§ THE PROBLEM:
Output all of the entries exactly as written.

* start INPUT *

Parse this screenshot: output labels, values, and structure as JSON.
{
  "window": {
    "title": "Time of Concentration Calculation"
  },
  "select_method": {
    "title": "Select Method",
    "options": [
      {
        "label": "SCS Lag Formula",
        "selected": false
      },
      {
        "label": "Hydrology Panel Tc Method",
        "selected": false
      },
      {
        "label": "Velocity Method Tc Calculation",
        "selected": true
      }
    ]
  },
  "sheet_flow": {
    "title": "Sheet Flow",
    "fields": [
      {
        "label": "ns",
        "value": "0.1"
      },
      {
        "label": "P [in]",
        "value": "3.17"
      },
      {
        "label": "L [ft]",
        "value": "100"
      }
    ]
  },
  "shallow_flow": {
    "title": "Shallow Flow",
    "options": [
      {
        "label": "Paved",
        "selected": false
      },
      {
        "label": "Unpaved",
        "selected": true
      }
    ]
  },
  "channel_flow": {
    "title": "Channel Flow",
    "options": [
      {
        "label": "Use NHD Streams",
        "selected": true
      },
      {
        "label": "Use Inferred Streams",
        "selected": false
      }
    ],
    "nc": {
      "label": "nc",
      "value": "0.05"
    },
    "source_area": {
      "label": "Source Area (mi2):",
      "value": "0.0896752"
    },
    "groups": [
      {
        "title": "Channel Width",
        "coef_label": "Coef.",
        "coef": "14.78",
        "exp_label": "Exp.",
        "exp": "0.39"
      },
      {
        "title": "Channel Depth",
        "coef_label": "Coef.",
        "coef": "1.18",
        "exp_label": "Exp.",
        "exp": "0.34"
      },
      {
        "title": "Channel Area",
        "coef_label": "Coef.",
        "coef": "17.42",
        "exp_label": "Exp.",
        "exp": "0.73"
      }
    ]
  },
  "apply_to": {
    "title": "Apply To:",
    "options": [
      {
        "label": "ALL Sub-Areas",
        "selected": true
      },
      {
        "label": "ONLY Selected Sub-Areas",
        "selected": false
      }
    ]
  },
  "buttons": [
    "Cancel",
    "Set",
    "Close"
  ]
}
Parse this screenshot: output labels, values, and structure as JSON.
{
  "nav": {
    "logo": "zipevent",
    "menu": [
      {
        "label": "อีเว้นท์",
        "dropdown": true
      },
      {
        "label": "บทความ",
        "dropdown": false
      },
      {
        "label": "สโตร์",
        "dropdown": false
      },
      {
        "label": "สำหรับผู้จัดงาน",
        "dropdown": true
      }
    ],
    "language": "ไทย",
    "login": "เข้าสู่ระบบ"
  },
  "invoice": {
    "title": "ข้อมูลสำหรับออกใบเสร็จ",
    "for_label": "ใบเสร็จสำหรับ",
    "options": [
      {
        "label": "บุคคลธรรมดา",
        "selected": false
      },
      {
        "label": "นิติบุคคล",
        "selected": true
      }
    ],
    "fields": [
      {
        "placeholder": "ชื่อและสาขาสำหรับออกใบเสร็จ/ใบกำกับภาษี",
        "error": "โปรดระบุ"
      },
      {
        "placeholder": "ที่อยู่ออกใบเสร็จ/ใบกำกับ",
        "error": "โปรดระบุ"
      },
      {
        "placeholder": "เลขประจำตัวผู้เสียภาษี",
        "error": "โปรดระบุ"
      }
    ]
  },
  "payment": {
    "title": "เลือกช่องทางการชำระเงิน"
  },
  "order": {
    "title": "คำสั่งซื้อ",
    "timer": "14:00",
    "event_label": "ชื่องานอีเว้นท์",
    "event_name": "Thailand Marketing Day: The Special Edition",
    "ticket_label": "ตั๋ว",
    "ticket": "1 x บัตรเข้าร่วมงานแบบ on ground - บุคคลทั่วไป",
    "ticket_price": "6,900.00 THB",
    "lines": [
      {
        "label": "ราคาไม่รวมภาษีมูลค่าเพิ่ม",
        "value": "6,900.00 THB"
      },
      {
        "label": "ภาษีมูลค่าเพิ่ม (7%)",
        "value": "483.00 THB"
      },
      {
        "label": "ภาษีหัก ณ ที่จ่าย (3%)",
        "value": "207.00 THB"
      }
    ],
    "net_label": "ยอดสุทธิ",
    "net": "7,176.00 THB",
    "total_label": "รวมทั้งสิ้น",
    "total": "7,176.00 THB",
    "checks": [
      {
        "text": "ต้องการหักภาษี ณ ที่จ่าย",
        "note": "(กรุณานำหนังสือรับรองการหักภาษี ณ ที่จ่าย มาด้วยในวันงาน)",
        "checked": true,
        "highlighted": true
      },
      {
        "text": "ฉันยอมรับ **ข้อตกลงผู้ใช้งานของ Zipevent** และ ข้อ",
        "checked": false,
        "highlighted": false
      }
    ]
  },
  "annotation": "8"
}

* end INPUT *

§ WRITTEN ANSWER:
Parse this screenshot: output labels, values, and structure as JSON.
{
  "window": {
    "title": "Time of Concentration Calculation"
  },
  "select_method": {
    "title": "Select Method",
    "options": [
      {
        "label": "SCS Lag Formula",
        "selected": false
      },
      {
        "label": "Hydrology Panel Tc Method",
        "selected": false
      },
      {
        "label": "Velocity Method Tc Calculation",
        "selected": true
      }
    ]
  },
  "sheet_flow": {
    "title": "Sheet Flow",
    "fields": [
      {
        "label": "ns",
        "value": "0.1"
      },
      {
        "label": "P [in]",
        "value": "3.17"
      },
      {
        "label": "L [ft]",
        "value": "100"
      }
    ]
  },
  "shallow_flow": {
    "title": "Shallow Flow",
    "options": [
      {
        "label": "Paved",
        "selected": false
      },
      {
        "label": "Unpaved",
        "selected": true
      }
    ]
  },
  "channel_flow": {
    "title": "Channel Flow",
    "options": [
      {
        "label": "Use NHD Streams",
        "selected": true
      },
      {
        "label": "Use Inferred Streams",
        "selected": false
      }
    ],
    "nc": {
      "label": "nc",
      "value": "0.05"
    },
    "source_area": {
      "label": "Source Area (mi2):",
      "value": "0.0896752"
    },
    "groups": [
      {
        "title": "Channel Width",
        "coef_label": "Coef.",
        "coef": "14.78",
        "exp_label": "Exp.",
        "exp": "0.39"
      },
      {
        "title": "Channel Depth",
        "coef_label": "Coef.",
        "coef": "1.18",
        "exp_label": "Exp.",
        "exp": "0.34"
      },
      {
        "title": "Channel Area",
        "coef_label": "Coef.",
        "coef": "17.42",
        "exp_label": "Exp.",
        "exp": "0.73"
      }
    ]
  },
  "apply_to": {
    "title": "Apply To:",
    "options": [
      {
        "label": "ALL Sub-Areas",
        "selected": true
      },
      {
        "label": "ONLY Selected Sub-Areas",
        "selected": false
      }
    ]
  },
  "buttons": [
    "Cancel",
    "Set",
    "Close"
  ]
}
Parse this screenshot: output labels, values, and structure as JSON.
{
  "nav": {
    "logo": "zipevent",
    "menu": [
      {
        "label": "อีเว้นท์",
        "dropdown": true
      },
      {
        "label": "บทความ",
        "dropdown": false
      },
      {
        "label": "สโตร์",
        "dropdown": false
      },
      {
        "label": "สำหรับผู้จัดงาน",
        "dropdown": true
      }
    ],
    "language": "ไทย",
    "login": "เข้าสู่ระบบ"
  },
  "invoice": {
    "title": "ข้อมูลสำหรับออกใบเสร็จ",
    "for_label": "ใบเสร็จสำหรับ",
    "options": [
      {
        "label": "บุคคลธรรมดา",
        "selected": false
      },
      {
        "label": "นิติบุคคล",
        "selected": true
      }
    ],
    "fields": [
      {
        "placeholder": "ชื่อและสาขาสำหรับออกใบเสร็จ/ใบกำกับภาษี",
        "error": "โปรดระบุ"
      },
      {
        "placeholder": "ที่อยู่ออกใบเสร็จ/ใบกำกับ",
        "error": "โปรดระบุ"
      },
      {
        "placeholder": "เลขประจำตัวผู้เสียภาษี",
        "error": "โปรดระบุ"
      }
    ]
  },
  "payment": {
    "title": "เลือกช่องทางการชำระเงิน"
  },
  "order": {
    "title": "คำสั่งซื้อ",
    "timer": "14:00",
    "event_label": "ชื่องานอีเว้นท์",
    "event_name": "Thailand Marketing Day: The Special Edition",
    "ticket_label": "ตั๋ว",
    "ticket": "1 x บัตรเข้าร่วมงานแบบ on ground - บุคคลทั่วไป",
    "ticket_price": "6,900.00 THB",
    "lines": [
      {
        "label": "ราคาไม่รวมภาษีมูลค่าเพิ่ม",
        "value": "6,900.00 THB"
      },
      {
        "label": "ภาษีมูลค่าเพิ่ม (7%)",
        "value": "483.00 THB"
      },
      {
        "label": "ภาษีหัก ณ ที่จ่าย (3%)",
        "value": "207.00 THB"
      }
    ],
    "net_label": "ยอดสุทธิ",
    "net": "7,176.00 THB",
    "total_label": "รวมทั้งสิ้น",
    "total": "7,176.00 THB",
    "checks": [
      {
        "text": "ต้องการหักภาษี ณ ที่จ่าย",
        "note": "(กรุณานำหนังสือรับรองการหักภาษี ณ ที่จ่าย มาด้วยในวันงาน)",
        "checked": true,
        "highlighted": true
      },
      {
        "text": "ฉันยอมรับ **ข้อตกลงผู้ใช้งานของ Zipevent** และ ข้อ",
        "checked": false,
        "highlighted": false
      }
    ]
  },
  "annotation": "8"
}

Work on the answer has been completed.